Excerpted passage:
OregonWolf@WhitewolfOr7
Ohhh, look at Governor Kotek gracing us peasants with another poetic masterpiece: “Cherry blossoms are in full bloom, making this one of the prettiest times of year to get outside and enjoy Oregon.”
Bravo, Tina. Truly the Shakespeare of state-funded PR fluff.
While you’re out there romantically gazing at pink petals like it’s a Hallmark movie, the rest of us in Portland are dodging open-air drug markets, stepping over fresh human feces on the sidewalk, and praying our catalytic converter isn’t the next victim of the nightly smash-and-grab symphony. But sure, let’s all pause for a collective “awww” at nature’s beauty. Because nothing says “strong leadership” like posting flower pics while your capital city resembles a post-apocalyptic flea market.
Here’s a real question for our cherry-blossom-obsessed governor: when are you finally gonna drop the act, build a 30-foot wall around the State Capitol, slap a giant neon “ADMISSION: $45 – No Refunds, No Service to Taxpayers” sign on it, and start charging people to enjoy your little taxpayer-subsidized Instagram moment?
Because at this point, that’s the only way regular Oregonians are ever gonna get close to anything resembling “pretty” in Salem without needing a hazmat suit and a tetanus shot.
Keep flooding our feeds with these deep, soul-stirring nature updates, Governor. Meanwhile, the rest of us will be over here trying not to get carjacked on our way to work so we can pay the highest taxes in the nation to fund… more flower photo ops.
#WeLoveOregon365? Nah.
#WeLoveOregonWhenItWasntARunningJoke
Stay classy, Salem. The petals are falling, the crime stats aren’t, and the governor’s still cosplaying as a travel influencer.

Problem statement: Echo the stretch of the cherry-blossom post above that opens with the words "Bravo, Tina. Truly" and closes with "post-apocalyptic flea market.", unchanged.

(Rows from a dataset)
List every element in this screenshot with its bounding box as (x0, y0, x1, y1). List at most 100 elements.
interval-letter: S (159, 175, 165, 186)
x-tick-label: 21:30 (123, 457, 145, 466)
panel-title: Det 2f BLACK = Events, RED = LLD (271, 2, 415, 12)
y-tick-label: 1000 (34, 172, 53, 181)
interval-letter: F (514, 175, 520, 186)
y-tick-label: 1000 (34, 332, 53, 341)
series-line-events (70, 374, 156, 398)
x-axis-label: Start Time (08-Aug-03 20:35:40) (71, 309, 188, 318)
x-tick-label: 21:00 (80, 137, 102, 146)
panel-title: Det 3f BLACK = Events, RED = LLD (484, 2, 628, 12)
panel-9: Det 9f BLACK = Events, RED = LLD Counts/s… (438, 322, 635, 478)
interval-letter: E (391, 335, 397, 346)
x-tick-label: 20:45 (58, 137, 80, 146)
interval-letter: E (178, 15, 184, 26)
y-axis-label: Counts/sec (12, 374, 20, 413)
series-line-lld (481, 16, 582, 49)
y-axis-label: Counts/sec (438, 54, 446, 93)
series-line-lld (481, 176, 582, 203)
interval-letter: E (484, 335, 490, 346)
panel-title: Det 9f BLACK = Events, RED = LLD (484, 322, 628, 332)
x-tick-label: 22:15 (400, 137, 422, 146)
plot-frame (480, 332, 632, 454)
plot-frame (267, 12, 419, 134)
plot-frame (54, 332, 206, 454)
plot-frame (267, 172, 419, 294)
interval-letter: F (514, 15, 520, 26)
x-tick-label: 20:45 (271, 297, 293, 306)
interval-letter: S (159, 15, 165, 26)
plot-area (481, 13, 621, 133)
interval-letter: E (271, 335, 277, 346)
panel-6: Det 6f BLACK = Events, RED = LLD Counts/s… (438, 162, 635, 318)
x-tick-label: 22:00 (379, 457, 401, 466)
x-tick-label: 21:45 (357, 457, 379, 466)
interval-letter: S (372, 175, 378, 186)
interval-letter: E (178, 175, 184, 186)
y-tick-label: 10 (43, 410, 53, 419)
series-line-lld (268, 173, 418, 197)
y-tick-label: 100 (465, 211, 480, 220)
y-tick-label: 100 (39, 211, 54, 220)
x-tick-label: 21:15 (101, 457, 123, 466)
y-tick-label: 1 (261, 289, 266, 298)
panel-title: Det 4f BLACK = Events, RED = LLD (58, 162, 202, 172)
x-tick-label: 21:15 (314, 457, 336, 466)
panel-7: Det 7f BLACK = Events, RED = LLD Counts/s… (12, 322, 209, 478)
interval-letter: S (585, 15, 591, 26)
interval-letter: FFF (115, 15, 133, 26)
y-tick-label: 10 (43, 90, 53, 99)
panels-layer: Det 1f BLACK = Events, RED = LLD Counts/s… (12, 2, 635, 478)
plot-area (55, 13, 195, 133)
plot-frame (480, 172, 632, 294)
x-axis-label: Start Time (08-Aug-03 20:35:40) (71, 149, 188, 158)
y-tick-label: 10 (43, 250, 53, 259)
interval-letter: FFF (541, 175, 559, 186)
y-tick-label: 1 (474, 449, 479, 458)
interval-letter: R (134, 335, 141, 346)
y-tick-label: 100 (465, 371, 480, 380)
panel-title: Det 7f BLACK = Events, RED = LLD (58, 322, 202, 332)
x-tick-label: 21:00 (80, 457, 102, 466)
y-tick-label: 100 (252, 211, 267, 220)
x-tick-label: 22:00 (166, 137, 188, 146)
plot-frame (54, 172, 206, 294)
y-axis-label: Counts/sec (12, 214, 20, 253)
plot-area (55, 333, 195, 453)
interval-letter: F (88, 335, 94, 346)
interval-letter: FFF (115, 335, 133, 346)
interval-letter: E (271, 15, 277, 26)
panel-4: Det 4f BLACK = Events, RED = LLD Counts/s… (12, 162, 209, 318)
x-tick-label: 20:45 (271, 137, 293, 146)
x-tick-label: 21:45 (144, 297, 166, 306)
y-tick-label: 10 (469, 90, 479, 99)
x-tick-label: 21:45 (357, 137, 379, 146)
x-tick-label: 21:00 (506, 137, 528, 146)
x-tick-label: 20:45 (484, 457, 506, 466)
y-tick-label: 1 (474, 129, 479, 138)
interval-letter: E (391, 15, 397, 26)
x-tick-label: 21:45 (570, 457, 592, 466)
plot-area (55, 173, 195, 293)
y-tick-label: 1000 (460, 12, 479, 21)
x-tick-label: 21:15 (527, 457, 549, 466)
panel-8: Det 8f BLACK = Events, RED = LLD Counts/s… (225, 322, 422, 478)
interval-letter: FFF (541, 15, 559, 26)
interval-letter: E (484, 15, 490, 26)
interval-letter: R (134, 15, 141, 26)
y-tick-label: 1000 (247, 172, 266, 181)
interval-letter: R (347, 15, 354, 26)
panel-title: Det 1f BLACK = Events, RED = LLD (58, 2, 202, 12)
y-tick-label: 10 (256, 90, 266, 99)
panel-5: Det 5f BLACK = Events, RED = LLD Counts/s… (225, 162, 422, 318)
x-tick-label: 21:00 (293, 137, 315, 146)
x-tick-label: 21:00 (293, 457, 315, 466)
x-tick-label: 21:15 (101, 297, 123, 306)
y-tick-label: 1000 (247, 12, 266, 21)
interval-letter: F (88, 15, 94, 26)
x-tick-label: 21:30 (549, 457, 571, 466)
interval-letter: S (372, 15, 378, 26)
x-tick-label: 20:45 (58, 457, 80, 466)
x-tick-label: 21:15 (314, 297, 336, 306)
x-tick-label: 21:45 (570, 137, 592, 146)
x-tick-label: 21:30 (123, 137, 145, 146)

Response below:
Bravo, Tina. Truly the Shakespeare of state-funded PR fluff.
While you’re out there romantically gazing at pink petals like it’s a Hallmark movie, the rest of us in Portland are dodging open-air drug markets, stepping over fresh human feces on the sidewalk, and praying our catalytic converter isn’t the next victim of the nightly smash-and-grab symphony. But sure, let’s all pause for a collective “awww” at nature’s beauty. Because nothing says “strong leadership” like posting flower pics while your capital city resembles a post-apocalyptic flea market.